▶ **Provided records**:
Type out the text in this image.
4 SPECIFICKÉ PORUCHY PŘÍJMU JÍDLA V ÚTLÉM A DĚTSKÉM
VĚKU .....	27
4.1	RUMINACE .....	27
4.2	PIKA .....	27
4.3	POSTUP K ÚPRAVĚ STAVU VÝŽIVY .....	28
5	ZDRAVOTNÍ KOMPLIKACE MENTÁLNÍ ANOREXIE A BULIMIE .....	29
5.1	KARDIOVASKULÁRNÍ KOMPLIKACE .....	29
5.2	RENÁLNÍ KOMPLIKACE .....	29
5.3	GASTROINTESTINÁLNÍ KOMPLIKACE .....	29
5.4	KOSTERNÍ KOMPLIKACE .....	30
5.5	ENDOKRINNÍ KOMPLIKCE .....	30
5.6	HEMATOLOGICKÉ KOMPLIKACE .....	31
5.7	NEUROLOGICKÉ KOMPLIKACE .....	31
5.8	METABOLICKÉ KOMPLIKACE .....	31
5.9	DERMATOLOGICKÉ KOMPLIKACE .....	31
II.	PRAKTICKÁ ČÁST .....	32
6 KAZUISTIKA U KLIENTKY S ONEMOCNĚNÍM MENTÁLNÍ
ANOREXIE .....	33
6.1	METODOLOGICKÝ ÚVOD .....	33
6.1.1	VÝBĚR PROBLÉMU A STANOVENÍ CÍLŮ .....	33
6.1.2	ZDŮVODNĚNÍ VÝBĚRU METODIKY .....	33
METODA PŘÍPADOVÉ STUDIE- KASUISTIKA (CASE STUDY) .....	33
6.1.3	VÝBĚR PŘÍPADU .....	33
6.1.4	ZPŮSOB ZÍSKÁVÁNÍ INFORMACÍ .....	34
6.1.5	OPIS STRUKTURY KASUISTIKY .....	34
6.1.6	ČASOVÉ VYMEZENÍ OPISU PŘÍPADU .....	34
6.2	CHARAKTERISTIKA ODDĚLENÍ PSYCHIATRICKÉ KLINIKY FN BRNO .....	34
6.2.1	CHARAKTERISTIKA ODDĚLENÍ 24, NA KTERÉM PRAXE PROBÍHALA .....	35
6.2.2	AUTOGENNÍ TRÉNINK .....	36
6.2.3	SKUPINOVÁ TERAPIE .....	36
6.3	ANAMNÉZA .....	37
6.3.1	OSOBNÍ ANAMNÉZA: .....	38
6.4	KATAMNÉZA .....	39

▶ **Task to carry out**: Retype every record above exactly as written.

▶ **Final result**:
Type out the text in this image.
4 SPECIFICKÉ PORUCHY PŘÍJMU JÍDLA V ÚTLÉM A DĚTSKÉM
VĚKU .....	27
4.1	RUMINACE .....	27
4.2	PIKA .....	27
4.3	POSTUP K ÚPRAVĚ STAVU VÝŽIVY .....	28
5	ZDRAVOTNÍ KOMPLIKACE MENTÁLNÍ ANOREXIE A BULIMIE .....	29
5.1	KARDIOVASKULÁRNÍ KOMPLIKACE .....	29
5.2	RENÁLNÍ KOMPLIKACE .....	29
5.3	GASTROINTESTINÁLNÍ KOMPLIKACE .....	29
5.4	KOSTERNÍ KOMPLIKACE .....	30
5.5	ENDOKRINNÍ KOMPLIKCE .....	30
5.6	HEMATOLOGICKÉ KOMPLIKACE .....	31
5.7	NEUROLOGICKÉ KOMPLIKACE .....	31
5.8	METABOLICKÉ KOMPLIKACE .....	31
5.9	DERMATOLOGICKÉ KOMPLIKACE .....	31
II.	PRAKTICKÁ ČÁST .....	32
6 KAZUISTIKA U KLIENTKY S ONEMOCNĚNÍM MENTÁLNÍ
ANOREXIE .....	33
6.1	METODOLOGICKÝ ÚVOD .....	33
6.1.1	VÝBĚR PROBLÉMU A STANOVENÍ CÍLŮ .....	33
6.1.2	ZDŮVODNĚNÍ VÝBĚRU METODIKY .....	33
METODA PŘÍPADOVÉ STUDIE- KASUISTIKA (CASE STUDY) .....	33
6.1.3	VÝBĚR PŘÍPADU .....	33
6.1.4	ZPŮSOB ZÍSKÁVÁNÍ INFORMACÍ .....	34
6.1.5	OPIS STRUKTURY KASUISTIKY .....	34
6.1.6	ČASOVÉ VYMEZENÍ OPISU PŘÍPADU .....	34
6.2	CHARAKTERISTIKA ODDĚLENÍ PSYCHIATRICKÉ KLINIKY FN BRNO .....	34
6.2.1	CHARAKTERISTIKA ODDĚLENÍ 24, NA KTERÉM PRAXE PROBÍHALA .....	35
6.2.2	AUTOGENNÍ TRÉNINK .....	36
6.2.3	SKUPINOVÁ TERAPIE .....	36
6.3	ANAMNÉZA .....	37
6.3.1	OSOBNÍ ANAMNÉZA: .....	38
6.4	KATAMNÉZA .....	39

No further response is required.